→ Work required
Copy out every record below with complete accuracy.

Recorded data
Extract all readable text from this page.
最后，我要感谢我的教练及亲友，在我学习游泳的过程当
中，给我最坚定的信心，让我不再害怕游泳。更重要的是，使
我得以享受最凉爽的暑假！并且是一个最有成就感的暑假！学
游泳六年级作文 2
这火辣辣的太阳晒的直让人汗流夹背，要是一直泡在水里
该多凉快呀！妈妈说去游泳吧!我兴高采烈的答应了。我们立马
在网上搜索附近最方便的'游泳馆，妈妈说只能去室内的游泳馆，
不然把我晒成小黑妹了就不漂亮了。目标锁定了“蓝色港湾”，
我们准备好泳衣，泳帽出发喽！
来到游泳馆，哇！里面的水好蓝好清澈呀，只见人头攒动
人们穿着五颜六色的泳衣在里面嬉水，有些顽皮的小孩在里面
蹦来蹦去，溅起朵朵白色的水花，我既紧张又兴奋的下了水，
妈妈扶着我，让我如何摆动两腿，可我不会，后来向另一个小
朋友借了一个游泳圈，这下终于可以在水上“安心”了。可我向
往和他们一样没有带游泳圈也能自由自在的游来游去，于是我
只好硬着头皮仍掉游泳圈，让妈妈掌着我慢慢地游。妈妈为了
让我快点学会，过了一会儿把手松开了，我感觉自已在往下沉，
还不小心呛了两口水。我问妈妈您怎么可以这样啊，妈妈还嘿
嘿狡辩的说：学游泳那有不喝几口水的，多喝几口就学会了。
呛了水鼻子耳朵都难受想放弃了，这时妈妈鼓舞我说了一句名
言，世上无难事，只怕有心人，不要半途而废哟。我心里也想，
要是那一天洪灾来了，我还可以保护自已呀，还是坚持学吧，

→ Exercise answer
Extract all readable text from this page.
最后，我要感谢我的教练及亲友，在我学习游泳的过程当
中，给我最坚定的信心，让我不再害怕游泳。更重要的是，使
我得以享受最凉爽的暑假！并且是一个最有成就感的暑假！学
游泳六年级作文 2
这火辣辣的太阳晒的直让人汗流夹背，要是一直泡在水里
该多凉快呀！妈妈说去游泳吧!我兴高采烈的答应了。我们立马
在网上搜索附近最方便的'游泳馆，妈妈说只能去室内的游泳馆，
不然把我晒成小黑妹了就不漂亮了。目标锁定了“蓝色港湾”，
我们准备好泳衣，泳帽出发喽！
来到游泳馆，哇！里面的水好蓝好清澈呀，只见人头攒动
人们穿着五颜六色的泳衣在里面嬉水，有些顽皮的小孩在里面
蹦来蹦去，溅起朵朵白色的水花，我既紧张又兴奋的下了水，
妈妈扶着我，让我如何摆动两腿，可我不会，后来向另一个小
朋友借了一个游泳圈，这下终于可以在水上“安心”了。可我向
往和他们一样没有带游泳圈也能自由自在的游来游去，于是我
只好硬着头皮仍掉游泳圈，让妈妈掌着我慢慢地游。妈妈为了
让我快点学会，过了一会儿把手松开了，我感觉自已在往下沉，
还不小心呛了两口水。我问妈妈您怎么可以这样啊，妈妈还嘿
嘿狡辩的说：学游泳那有不喝几口水的，多喝几口就学会了。
呛了水鼻子耳朵都难受想放弃了，这时妈妈鼓舞我说了一句名
言，世上无难事，只怕有心人，不要半途而废哟。我心里也想，
要是那一天洪灾来了，我还可以保护自已呀，还是坚持学吧，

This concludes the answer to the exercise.